Images should be left out, and everything else in the listing reproduced exactly.

**Data tied to figure images:**
------

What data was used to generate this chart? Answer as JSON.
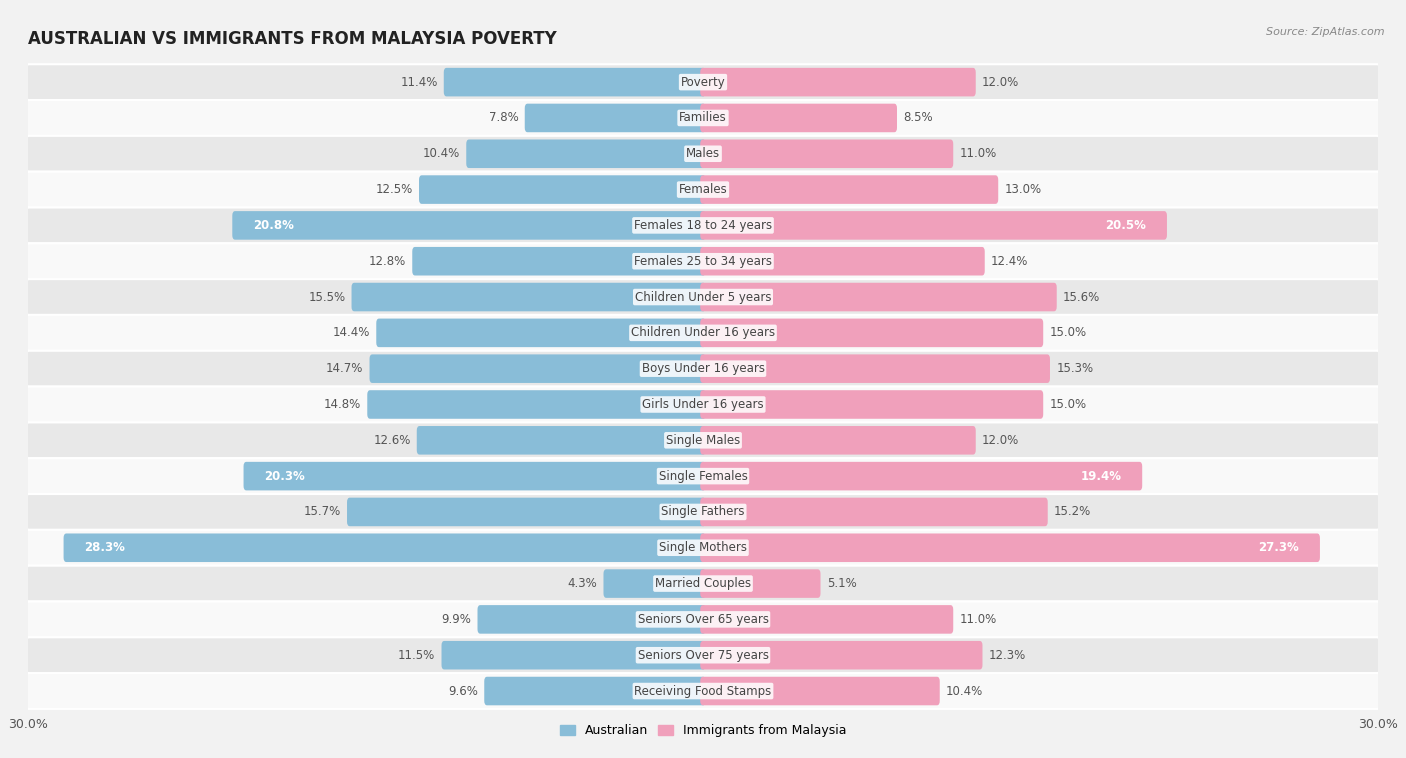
{
  "title": "AUSTRALIAN VS IMMIGRANTS FROM MALAYSIA POVERTY",
  "source": "Source: ZipAtlas.com",
  "categories": [
    "Poverty",
    "Families",
    "Males",
    "Females",
    "Females 18 to 24 years",
    "Females 25 to 34 years",
    "Children Under 5 years",
    "Children Under 16 years",
    "Boys Under 16 years",
    "Girls Under 16 years",
    "Single Males",
    "Single Females",
    "Single Fathers",
    "Single Mothers",
    "Married Couples",
    "Seniors Over 65 years",
    "Seniors Over 75 years",
    "Receiving Food Stamps"
  ],
  "australian": [
    11.4,
    7.8,
    10.4,
    12.5,
    20.8,
    12.8,
    15.5,
    14.4,
    14.7,
    14.8,
    12.6,
    20.3,
    15.7,
    28.3,
    4.3,
    9.9,
    11.5,
    9.6
  ],
  "immigrants": [
    12.0,
    8.5,
    11.0,
    13.0,
    20.5,
    12.4,
    15.6,
    15.0,
    15.3,
    15.0,
    12.0,
    19.4,
    15.2,
    27.3,
    5.1,
    11.0,
    12.3,
    10.4
  ],
  "australian_color": "#89bdd8",
  "immigrants_color": "#f0a0bb",
  "background_color": "#f2f2f2",
  "row_color_light": "#e8e8e8",
  "row_color_white": "#f9f9f9",
  "max_val": 30.0,
  "label_fontsize": 8.5,
  "title_fontsize": 12,
  "legend_labels": [
    "Australian",
    "Immigrants from Malaysia"
  ],
  "inside_label_threshold": 18.0
}
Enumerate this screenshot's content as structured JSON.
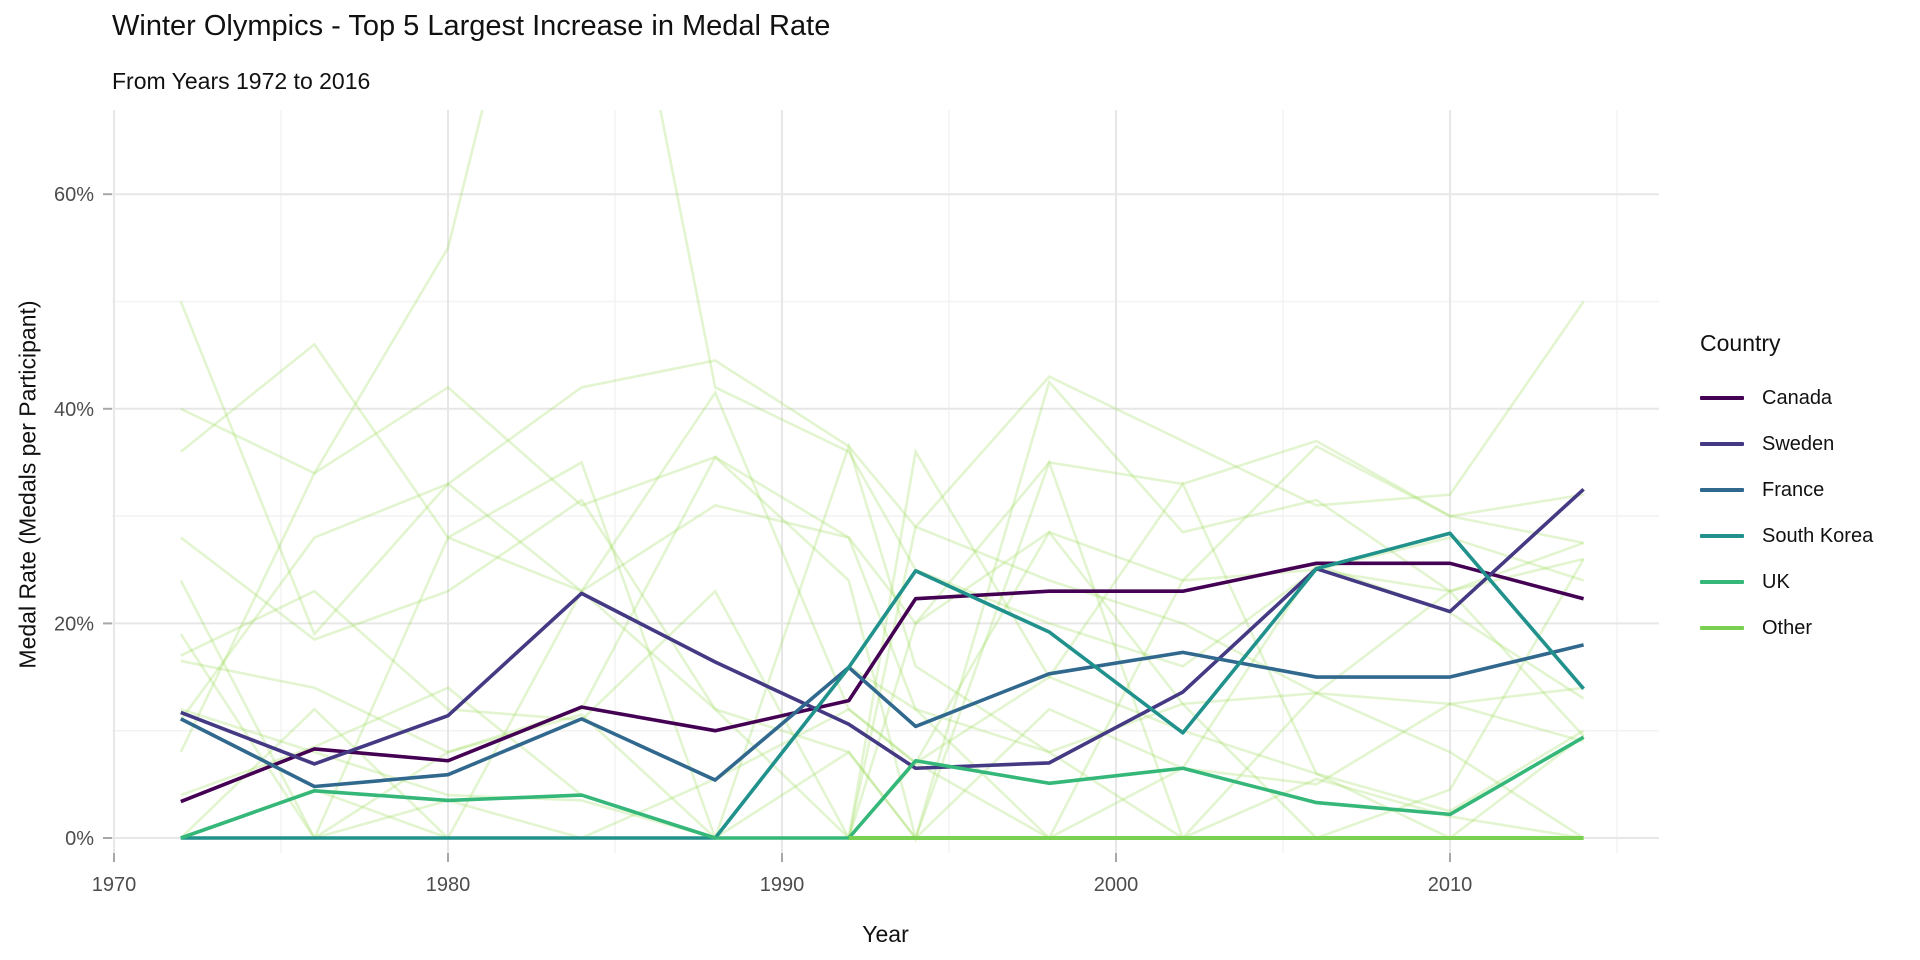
{
  "title": "Winter Olympics - Top 5 Largest Increase in Medal Rate",
  "subtitle": "From Years 1972 to 2016",
  "axis": {
    "x_label": "Year",
    "y_label": "Medal Rate (Medals per Participant)"
  },
  "legend": {
    "title": "Country"
  },
  "colors": {
    "grid_major": "#e7e7e7",
    "grid_minor": "#f3f3f3",
    "tick_text": "#4d4d4d",
    "tick_mark": "#a8a8a8",
    "background_line": "#90D743"
  },
  "chart_data": {
    "type": "line",
    "title": "Winter Olympics - Top 5 Largest Increase in Medal Rate",
    "subtitle": "From Years 1972 to 2016",
    "xlabel": "Year",
    "ylabel": "Medal Rate (Medals per Participant)",
    "legend_title": "Country",
    "legend_position": "right",
    "grid": true,
    "xlim": [
      1969.9,
      2016.1
    ],
    "ylim": [
      0,
      68
    ],
    "x_ticks": [
      1970,
      1980,
      1990,
      2000,
      2010
    ],
    "x_minor": [
      1975,
      1985,
      1995,
      2005,
      2015
    ],
    "y_ticks": [
      "0%",
      "20%",
      "40%",
      "60%"
    ],
    "y_tick_values": [
      0,
      20,
      40,
      60
    ],
    "y_minor": [
      10,
      30,
      50
    ],
    "x": [
      1972,
      1976,
      1980,
      1984,
      1988,
      1992,
      1994,
      1998,
      2002,
      2006,
      2010,
      2014
    ],
    "series": [
      {
        "name": "Canada",
        "color": "#440154",
        "values": [
          3.4,
          8.3,
          7.2,
          12.2,
          10.0,
          12.8,
          22.3,
          23.0,
          23.0,
          25.6,
          25.6,
          22.3
        ]
      },
      {
        "name": "Sweden",
        "color": "#443983",
        "values": [
          11.7,
          6.9,
          11.4,
          22.8,
          16.4,
          10.6,
          6.5,
          7.0,
          13.6,
          25.1,
          21.1,
          32.5
        ]
      },
      {
        "name": "France",
        "color": "#31688E",
        "values": [
          11.1,
          4.8,
          5.9,
          11.1,
          5.4,
          15.9,
          10.4,
          15.3,
          17.3,
          15.0,
          15.0,
          18.0
        ]
      },
      {
        "name": "South Korea",
        "color": "#21918C",
        "values": [
          0,
          0,
          0,
          0,
          0,
          15.9,
          24.9,
          19.2,
          9.8,
          25.1,
          28.4,
          13.9
        ]
      },
      {
        "name": "UK",
        "color": "#35B779",
        "values": [
          0,
          4.4,
          3.5,
          4.0,
          0,
          0,
          7.2,
          5.1,
          6.5,
          3.3,
          2.2,
          9.4
        ]
      },
      {
        "name": "Other",
        "color": "#7AD151",
        "values": [
          null,
          null,
          null,
          null,
          null,
          0,
          0,
          0,
          0,
          0,
          0,
          0
        ]
      }
    ],
    "background_series": {
      "name": "Other (non-highlighted countries)",
      "color": "#90D743",
      "opacity": 0.25,
      "values": [
        [
          50,
          19,
          33,
          42,
          44.5,
          36.5,
          29,
          43,
          37,
          31,
          32,
          50
        ],
        [
          40,
          34,
          42,
          31,
          35.5,
          28,
          20,
          35,
          33,
          37,
          30,
          27.5
        ],
        [
          36,
          46,
          28,
          23,
          41.5,
          12,
          7,
          28.5,
          24,
          25,
          23,
          26
        ],
        [
          8,
          34,
          55,
          105,
          42,
          36,
          25,
          20,
          16,
          25,
          28,
          24
        ],
        [
          19,
          0,
          28,
          35,
          0,
          16,
          12,
          8,
          12.5,
          13.5,
          12.5,
          14
        ],
        [
          17,
          23,
          12,
          11,
          23,
          0,
          7,
          15,
          10,
          6,
          2.5,
          10
        ],
        [
          12,
          8,
          4,
          3.5,
          0,
          8,
          0,
          12,
          6.5,
          5,
          12.5,
          9
        ],
        [
          28,
          18.5,
          23,
          31.5,
          12,
          0,
          29,
          24,
          20,
          13.5,
          23,
          27.5
        ],
        [
          0,
          4.5,
          0,
          0,
          5.5,
          12,
          7,
          0,
          6.5,
          25.5,
          21,
          13
        ],
        [
          0,
          0,
          3.5,
          0,
          0,
          36.5,
          16,
          8,
          0,
          5.5,
          2,
          0
        ],
        [
          16.5,
          14,
          8,
          12,
          35.5,
          24,
          0,
          42.5,
          28.5,
          31.5,
          23,
          9.5
        ],
        [
          4,
          8.5,
          14,
          4,
          0,
          0,
          20,
          28.5,
          12.5,
          0,
          4.5,
          26
        ],
        [
          11,
          28,
          33,
          23,
          31,
          28,
          12,
          0,
          24,
          36.5,
          30,
          32
        ],
        [
          0,
          12,
          0,
          23,
          12,
          8,
          0,
          35,
          0,
          13.5,
          8,
          0
        ],
        [
          24,
          0,
          8,
          11.5,
          0,
          0,
          36,
          15,
          33,
          6,
          0,
          9.5
        ]
      ]
    }
  }
}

------

**Task solution:**
What data was used to generate this chart? Answer as JSON.
{
  "title": "AUSTRALIAN VS IMMIGRANTS FROM MALAYSIA POVERTY",
  "source": "Source: ZipAtlas.com",
  "categories": [
    "Poverty",
    "Families",
    "Males",
    "Females",
    "Females 18 to 24 years",
    "Females 25 to 34 years",
    "Children Under 5 years",
    "Children Under 16 years",
    "Boys Under 16 years",
    "Girls Under 16 years",
    "Single Males",
    "Single Females",
    "Single Fathers",
    "Single Mothers",
    "Married Couples",
    "Seniors Over 65 years",
    "Seniors Over 75 years",
    "Receiving Food Stamps"
  ],
  "australian": [
    11.4,
    7.8,
    10.4,
    12.5,
    20.8,
    12.8,
    15.5,
    14.4,
    14.7,
    14.8,
    12.6,
    20.3,
    15.7,
    28.3,
    4.3,
    9.9,
    11.5,
    9.6
  ],
  "immigrants": [
    12.0,
    8.5,
    11.0,
    13.0,
    20.5,
    12.4,
    15.6,
    15.0,
    15.3,
    15.0,
    12.0,
    19.4,
    15.2,
    27.3,
    5.1,
    11.0,
    12.3,
    10.4
  ],
  "australian_color": "#89bdd8",
  "immigrants_color": "#f0a0bb",
  "background_color": "#f2f2f2",
  "row_color_light": "#e8e8e8",
  "row_color_white": "#f9f9f9",
  "max_val": 30.0,
  "label_fontsize": 8.5,
  "title_fontsize": 12,
  "legend_labels": [
    "Australian",
    "Immigrants from Malaysia"
  ],
  "inside_label_threshold": 18.0
}
Enumerate this screenshot's content as structured JSON.
{
  "title": "Winter Olympics - Top 5 Largest Increase in Medal Rate",
  "subtitle": "From Years 1972 to 2016",
  "axis": {
    "x_label": "Year",
    "y_label": "Medal Rate (Medals per Participant)"
  },
  "legend": {
    "title": "Country"
  },
  "colors": {
    "grid_major": "#e7e7e7",
    "grid_minor": "#f3f3f3",
    "tick_text": "#4d4d4d",
    "tick_mark": "#a8a8a8",
    "background_line": "#90D743"
  },
  "chart_data": {
    "type": "line",
    "title": "Winter Olympics - Top 5 Largest Increase in Medal Rate",
    "subtitle": "From Years 1972 to 2016",
    "xlabel": "Year",
    "ylabel": "Medal Rate (Medals per Participant)",
    "legend_title": "Country",
    "legend_position": "right",
    "grid": true,
    "xlim": [
      1969.9,
      2016.1
    ],
    "ylim": [
      0,
      68
    ],
    "x_ticks": [
      1970,
      1980,
      1990,
      2000,
      2010
    ],
    "x_minor": [
      1975,
      1985,
      1995,
      2005,
      2015
    ],
    "y_ticks": [
      "0%",
      "20%",
      "40%",
      "60%"
    ],
    "y_tick_values": [
      0,
      20,
      40,
      60
    ],
    "y_minor": [
      10,
      30,
      50
    ],
    "x": [
      1972,
      1976,
      1980,
      1984,
      1988,
      1992,
      1994,
      1998,
      2002,
      2006,
      2010,
      2014
    ],
    "series": [
      {
        "name": "Canada",
        "color": "#440154",
        "values": [
          3.4,
          8.3,
          7.2,
          12.2,
          10.0,
          12.8,
          22.3,
          23.0,
          23.0,
          25.6,
          25.6,
          22.3
        ]
      },
      {
        "name": "Sweden",
        "color": "#443983",
        "values": [
          11.7,
          6.9,
          11.4,
          22.8,
          16.4,
          10.6,
          6.5,
          7.0,
          13.6,
          25.1,
          21.1,
          32.5
        ]
      },
      {
        "name": "France",
        "color": "#31688E",
        "values": [
          11.1,
          4.8,
          5.9,
          11.1,
          5.4,
          15.9,
          10.4,
          15.3,
          17.3,
          15.0,
          15.0,
          18.0
        ]
      },
      {
        "name": "South Korea",
        "color": "#21918C",
        "values": [
          0,
          0,
          0,
          0,
          0,
          15.9,
          24.9,
          19.2,
          9.8,
          25.1,
          28.4,
          13.9
        ]
      },
      {
        "name": "UK",
        "color": "#35B779",
        "values": [
          0,
          4.4,
          3.5,
          4.0,
          0,
          0,
          7.2,
          5.1,
          6.5,
          3.3,
          2.2,
          9.4
        ]
      },
      {
        "name": "Other",
        "color": "#7AD151",
        "values": [
          null,
          null,
          null,
          null,
          null,
          0,
          0,
          0,
          0,
          0,
          0,
          0
        ]
      }
    ],
    "background_series": {
      "name": "Other (non-highlighted countries)",
      "color": "#90D743",
      "opacity": 0.25,
      "values": [
        [
          50,
          19,
          33,
          42,
          44.5,
          36.5,
          29,
          43,
          37,
          31,
          32,
          50
        ],
        [
          40,
          34,
          42,
          31,
          35.5,
          28,
          20,
          35,
          33,
          37,
          30,
          27.5
        ],
        [
          36,
          46,
          28,
          23,
          41.5,
          12,
          7,
          28.5,
          24,
          25,
          23,
          26
        ],
        [
          8,
          34,
          55,
          105,
          42,
          36,
          25,
          20,
          16,
          25,
          28,
          24
        ],
        [
          19,
          0,
          28,
          35,
          0,
          16,
          12,
          8,
          12.5,
          13.5,
          12.5,
          14
        ],
        [
          17,
          23,
          12,
          11,
          23,
          0,
          7,
          15,
          10,
          6,
          2.5,
          10
        ],
        [
          12,
          8,
          4,
          3.5,
          0,
          8,
          0,
          12,
          6.5,
          5,
          12.5,
          9
        ],
        [
          28,
          18.5,
          23,
          31.5,
          12,
          0,
          29,
          24,
          20,
          13.5,
          23,
          27.5
        ],
        [
          0,
          4.5,
          0,
          0,
          5.5,
          12,
          7,
          0,
          6.5,
          25.5,
          21,
          13
        ],
        [
          0,
          0,
          3.5,
          0,
          0,
          36.5,
          16,
          8,
          0,
          5.5,
          2,
          0
        ],
        [
          16.5,
          14,
          8,
          12,
          35.5,
          24,
          0,
          42.5,
          28.5,
          31.5,
          23,
          9.5
        ],
        [
          4,
          8.5,
          14,
          4,
          0,
          0,
          20,
          28.5,
          12.5,
          0,
          4.5,
          26
        ],
        [
          11,
          28,
          33,
          23,
          31,
          28,
          12,
          0,
          24,
          36.5,
          30,
          32
        ],
        [
          0,
          12,
          0,
          23,
          12,
          8,
          0,
          35,
          0,
          13.5,
          8,
          0
        ],
        [
          24,
          0,
          8,
          11.5,
          0,
          0,
          36,
          15,
          33,
          6,
          0,
          9.5
        ]
      ]
    }
  }
}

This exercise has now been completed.